* _TASK INSTRUCTIONS_
Will you extract the entries word for word? Images should not appear in the copy.

* _AVAILABLE DATA_
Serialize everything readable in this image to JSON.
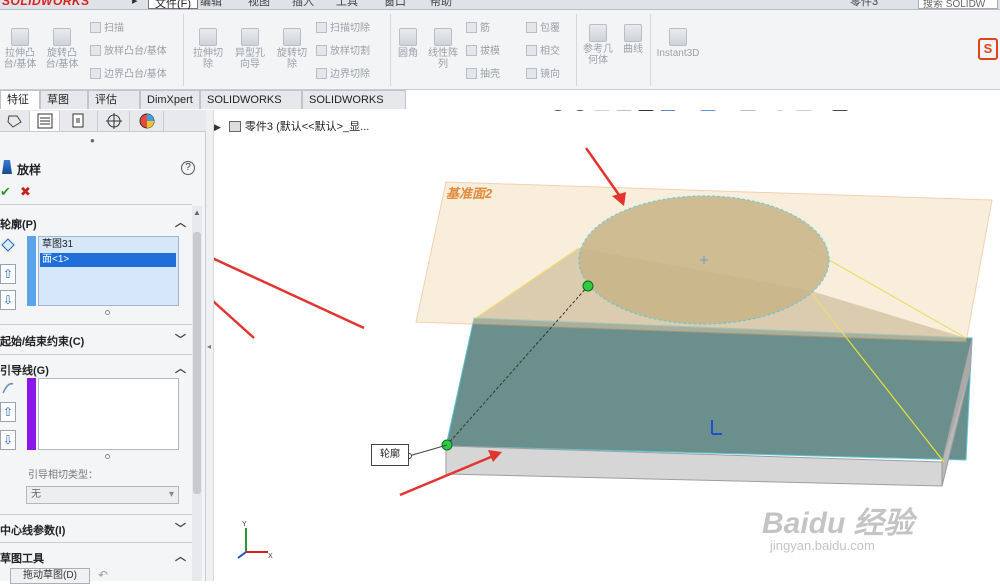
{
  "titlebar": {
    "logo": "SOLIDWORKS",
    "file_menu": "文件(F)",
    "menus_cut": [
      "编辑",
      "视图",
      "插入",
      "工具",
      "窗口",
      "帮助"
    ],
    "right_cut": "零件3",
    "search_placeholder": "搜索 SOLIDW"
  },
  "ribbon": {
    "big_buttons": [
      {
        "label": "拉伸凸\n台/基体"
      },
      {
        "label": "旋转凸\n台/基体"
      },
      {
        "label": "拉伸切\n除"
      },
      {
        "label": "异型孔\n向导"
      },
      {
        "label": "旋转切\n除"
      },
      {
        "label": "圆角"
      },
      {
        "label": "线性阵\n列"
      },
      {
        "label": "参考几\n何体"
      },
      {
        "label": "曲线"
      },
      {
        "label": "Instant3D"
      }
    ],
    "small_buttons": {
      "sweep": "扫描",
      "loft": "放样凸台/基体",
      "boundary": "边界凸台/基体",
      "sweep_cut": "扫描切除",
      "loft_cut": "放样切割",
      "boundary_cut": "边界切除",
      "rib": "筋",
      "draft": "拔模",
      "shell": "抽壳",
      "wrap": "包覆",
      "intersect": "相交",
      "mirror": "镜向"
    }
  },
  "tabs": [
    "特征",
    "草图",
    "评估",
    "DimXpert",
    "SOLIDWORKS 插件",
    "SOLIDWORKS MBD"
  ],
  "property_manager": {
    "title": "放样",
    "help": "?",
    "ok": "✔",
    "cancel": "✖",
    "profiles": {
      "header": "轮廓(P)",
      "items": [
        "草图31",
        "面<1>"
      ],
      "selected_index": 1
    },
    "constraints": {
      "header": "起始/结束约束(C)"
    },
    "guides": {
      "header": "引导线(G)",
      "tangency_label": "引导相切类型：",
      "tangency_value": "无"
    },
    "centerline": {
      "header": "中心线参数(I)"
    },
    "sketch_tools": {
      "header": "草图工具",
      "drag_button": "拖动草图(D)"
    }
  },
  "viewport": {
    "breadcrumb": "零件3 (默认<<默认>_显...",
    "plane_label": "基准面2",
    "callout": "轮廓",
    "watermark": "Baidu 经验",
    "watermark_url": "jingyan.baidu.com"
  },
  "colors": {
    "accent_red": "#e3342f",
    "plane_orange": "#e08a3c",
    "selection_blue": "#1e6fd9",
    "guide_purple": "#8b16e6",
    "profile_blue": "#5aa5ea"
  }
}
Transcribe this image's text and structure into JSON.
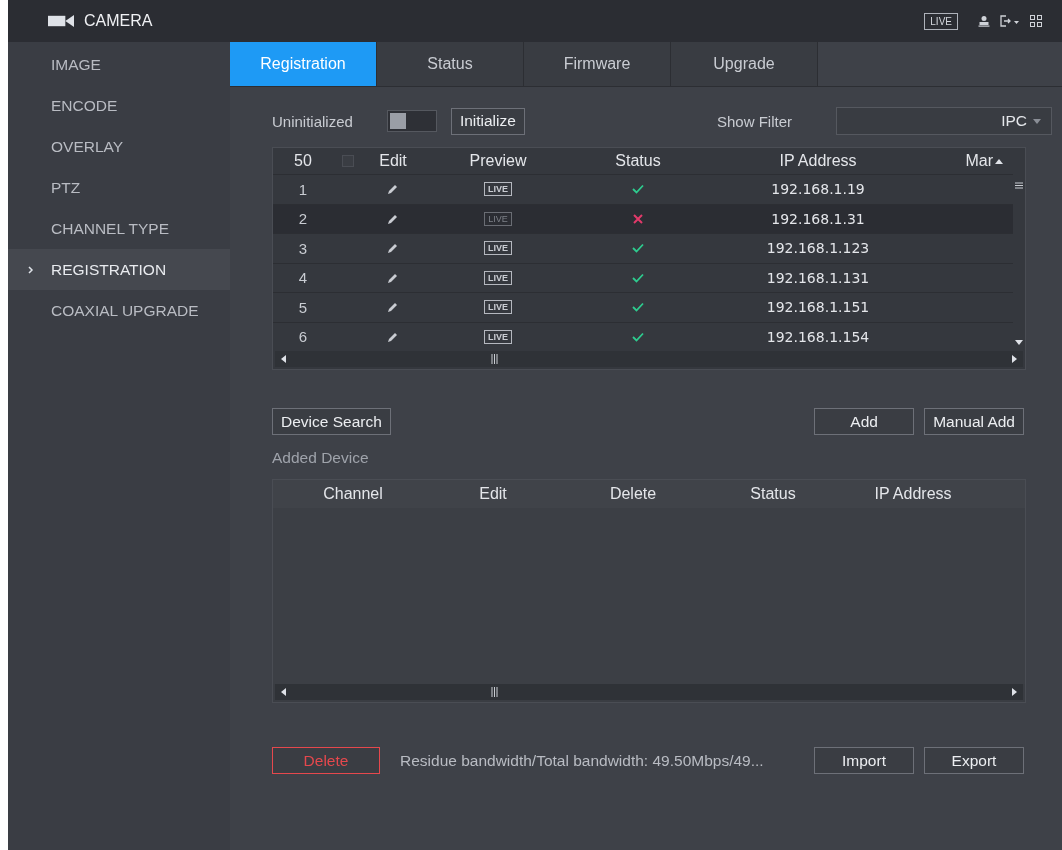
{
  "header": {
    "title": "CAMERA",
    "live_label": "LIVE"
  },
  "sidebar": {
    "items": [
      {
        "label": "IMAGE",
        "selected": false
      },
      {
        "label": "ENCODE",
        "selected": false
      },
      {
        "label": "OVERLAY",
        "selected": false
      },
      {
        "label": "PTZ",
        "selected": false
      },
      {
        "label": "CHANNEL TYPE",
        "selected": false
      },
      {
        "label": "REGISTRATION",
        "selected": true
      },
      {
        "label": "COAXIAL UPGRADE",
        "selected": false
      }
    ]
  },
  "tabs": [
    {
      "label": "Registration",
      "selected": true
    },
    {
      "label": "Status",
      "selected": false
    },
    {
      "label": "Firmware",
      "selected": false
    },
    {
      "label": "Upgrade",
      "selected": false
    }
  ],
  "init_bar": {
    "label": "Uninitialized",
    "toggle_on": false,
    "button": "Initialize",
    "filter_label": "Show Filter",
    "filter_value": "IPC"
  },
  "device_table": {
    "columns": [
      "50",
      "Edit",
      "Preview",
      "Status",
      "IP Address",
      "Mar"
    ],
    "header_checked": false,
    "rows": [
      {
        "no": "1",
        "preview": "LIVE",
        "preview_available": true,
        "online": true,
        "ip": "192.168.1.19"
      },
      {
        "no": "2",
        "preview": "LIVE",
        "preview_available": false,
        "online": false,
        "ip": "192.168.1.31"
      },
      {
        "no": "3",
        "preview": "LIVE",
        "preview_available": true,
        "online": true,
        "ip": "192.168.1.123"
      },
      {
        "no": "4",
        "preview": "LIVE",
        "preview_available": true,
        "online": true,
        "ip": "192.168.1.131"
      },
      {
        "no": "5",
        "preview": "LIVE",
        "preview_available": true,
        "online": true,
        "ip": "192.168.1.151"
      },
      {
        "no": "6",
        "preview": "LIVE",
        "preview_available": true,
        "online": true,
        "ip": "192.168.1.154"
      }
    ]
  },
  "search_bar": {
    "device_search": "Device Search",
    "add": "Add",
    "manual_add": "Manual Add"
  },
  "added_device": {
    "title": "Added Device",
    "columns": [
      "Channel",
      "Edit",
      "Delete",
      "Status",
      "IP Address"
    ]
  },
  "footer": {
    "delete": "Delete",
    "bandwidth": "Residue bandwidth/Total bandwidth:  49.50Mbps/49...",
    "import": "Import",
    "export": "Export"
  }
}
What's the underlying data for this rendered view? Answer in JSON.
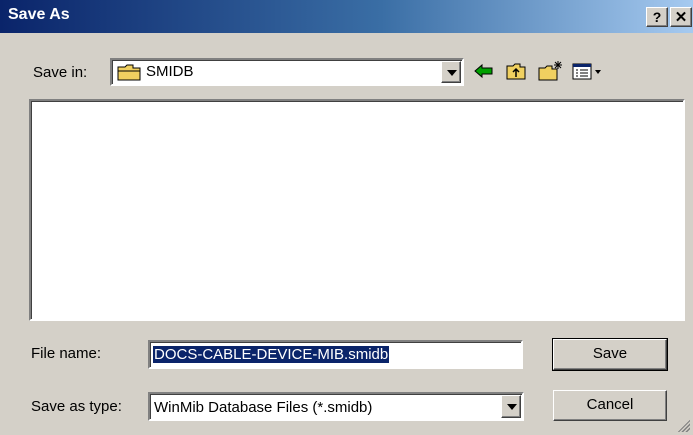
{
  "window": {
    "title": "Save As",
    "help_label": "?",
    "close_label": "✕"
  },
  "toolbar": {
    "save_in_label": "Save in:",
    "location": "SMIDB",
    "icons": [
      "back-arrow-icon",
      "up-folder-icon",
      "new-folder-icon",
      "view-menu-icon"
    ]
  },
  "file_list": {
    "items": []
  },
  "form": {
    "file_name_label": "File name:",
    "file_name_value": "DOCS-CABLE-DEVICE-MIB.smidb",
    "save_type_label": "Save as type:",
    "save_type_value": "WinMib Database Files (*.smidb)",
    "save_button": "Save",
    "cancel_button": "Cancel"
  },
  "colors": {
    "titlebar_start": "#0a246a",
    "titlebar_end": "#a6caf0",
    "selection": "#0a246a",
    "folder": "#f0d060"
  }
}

* _REPLY TO THE TASK_
Serialize everything readable in this image to JSON.
{
  "titlebar": {
    "logo": "SOLIDWORKS",
    "file_menu": "文件(F)",
    "menus_cut": [
      "编辑",
      "视图",
      "插入",
      "工具",
      "窗口",
      "帮助"
    ],
    "right_cut": "零件3",
    "search_placeholder": "搜索 SOLIDW"
  },
  "ribbon": {
    "big_buttons": [
      {
        "label": "拉伸凸\n台/基体"
      },
      {
        "label": "旋转凸\n台/基体"
      },
      {
        "label": "拉伸切\n除"
      },
      {
        "label": "异型孔\n向导"
      },
      {
        "label": "旋转切\n除"
      },
      {
        "label": "圆角"
      },
      {
        "label": "线性阵\n列"
      },
      {
        "label": "参考几\n何体"
      },
      {
        "label": "曲线"
      },
      {
        "label": "Instant3D"
      }
    ],
    "small_buttons": {
      "sweep": "扫描",
      "loft": "放样凸台/基体",
      "boundary": "边界凸台/基体",
      "sweep_cut": "扫描切除",
      "loft_cut": "放样切割",
      "boundary_cut": "边界切除",
      "rib": "筋",
      "draft": "拔模",
      "shell": "抽壳",
      "wrap": "包覆",
      "intersect": "相交",
      "mirror": "镜向"
    }
  },
  "tabs": [
    "特征",
    "草图",
    "评估",
    "DimXpert",
    "SOLIDWORKS 插件",
    "SOLIDWORKS MBD"
  ],
  "property_manager": {
    "title": "放样",
    "help": "?",
    "ok": "✔",
    "cancel": "✖",
    "profiles": {
      "header": "轮廓(P)",
      "items": [
        "草图31",
        "面<1>"
      ],
      "selected_index": 1
    },
    "constraints": {
      "header": "起始/结束约束(C)"
    },
    "guides": {
      "header": "引导线(G)",
      "tangency_label": "引导相切类型：",
      "tangency_value": "无"
    },
    "centerline": {
      "header": "中心线参数(I)"
    },
    "sketch_tools": {
      "header": "草图工具",
      "drag_button": "拖动草图(D)"
    }
  },
  "viewport": {
    "breadcrumb": "零件3 (默认<<默认>_显...",
    "plane_label": "基准面2",
    "callout": "轮廓",
    "watermark": "Baidu 经验",
    "watermark_url": "jingyan.baidu.com"
  },
  "colors": {
    "accent_red": "#e3342f",
    "plane_orange": "#e08a3c",
    "selection_blue": "#1e6fd9",
    "guide_purple": "#8b16e6",
    "profile_blue": "#5aa5ea"
  }
}
Transcribe this image's text and structure into JSON.
{
  "header": {
    "title": "CAMERA",
    "live_label": "LIVE"
  },
  "sidebar": {
    "items": [
      {
        "label": "IMAGE",
        "selected": false
      },
      {
        "label": "ENCODE",
        "selected": false
      },
      {
        "label": "OVERLAY",
        "selected": false
      },
      {
        "label": "PTZ",
        "selected": false
      },
      {
        "label": "CHANNEL TYPE",
        "selected": false
      },
      {
        "label": "REGISTRATION",
        "selected": true
      },
      {
        "label": "COAXIAL UPGRADE",
        "selected": false
      }
    ]
  },
  "tabs": [
    {
      "label": "Registration",
      "selected": true
    },
    {
      "label": "Status",
      "selected": false
    },
    {
      "label": "Firmware",
      "selected": false
    },
    {
      "label": "Upgrade",
      "selected": false
    }
  ],
  "init_bar": {
    "label": "Uninitialized",
    "toggle_on": false,
    "button": "Initialize",
    "filter_label": "Show Filter",
    "filter_value": "IPC"
  },
  "device_table": {
    "columns": [
      "50",
      "Edit",
      "Preview",
      "Status",
      "IP Address",
      "Mar"
    ],
    "header_checked": false,
    "rows": [
      {
        "no": "1",
        "preview": "LIVE",
        "preview_available": true,
        "online": true,
        "ip": "192.168.1.19"
      },
      {
        "no": "2",
        "preview": "LIVE",
        "preview_available": false,
        "online": false,
        "ip": "192.168.1.31"
      },
      {
        "no": "3",
        "preview": "LIVE",
        "preview_available": true,
        "online": true,
        "ip": "192.168.1.123"
      },
      {
        "no": "4",
        "preview": "LIVE",
        "preview_available": true,
        "online": true,
        "ip": "192.168.1.131"
      },
      {
        "no": "5",
        "preview": "LIVE",
        "preview_available": true,
        "online": true,
        "ip": "192.168.1.151"
      },
      {
        "no": "6",
        "preview": "LIVE",
        "preview_available": true,
        "online": true,
        "ip": "192.168.1.154"
      }
    ]
  },
  "search_bar": {
    "device_search": "Device Search",
    "add": "Add",
    "manual_add": "Manual Add"
  },
  "added_device": {
    "title": "Added Device",
    "columns": [
      "Channel",
      "Edit",
      "Delete",
      "Status",
      "IP Address"
    ]
  },
  "footer": {
    "delete": "Delete",
    "bandwidth": "Residue bandwidth/Total bandwidth:  49.50Mbps/49...",
    "import": "Import",
    "export": "Export"
  }
}
What's the underlying data for this rendered view? Answer in JSON.
{
  "window": {
    "title": "Save As",
    "help_label": "?",
    "close_label": "✕"
  },
  "toolbar": {
    "save_in_label": "Save in:",
    "location": "SMIDB",
    "icons": [
      "back-arrow-icon",
      "up-folder-icon",
      "new-folder-icon",
      "view-menu-icon"
    ]
  },
  "file_list": {
    "items": []
  },
  "form": {
    "file_name_label": "File name:",
    "file_name_value": "DOCS-CABLE-DEVICE-MIB.smidb",
    "save_type_label": "Save as type:",
    "save_type_value": "WinMib Database Files (*.smidb)",
    "save_button": "Save",
    "cancel_button": "Cancel"
  },
  "colors": {
    "titlebar_start": "#0a246a",
    "titlebar_end": "#a6caf0",
    "selection": "#0a246a",
    "folder": "#f0d060"
  }
}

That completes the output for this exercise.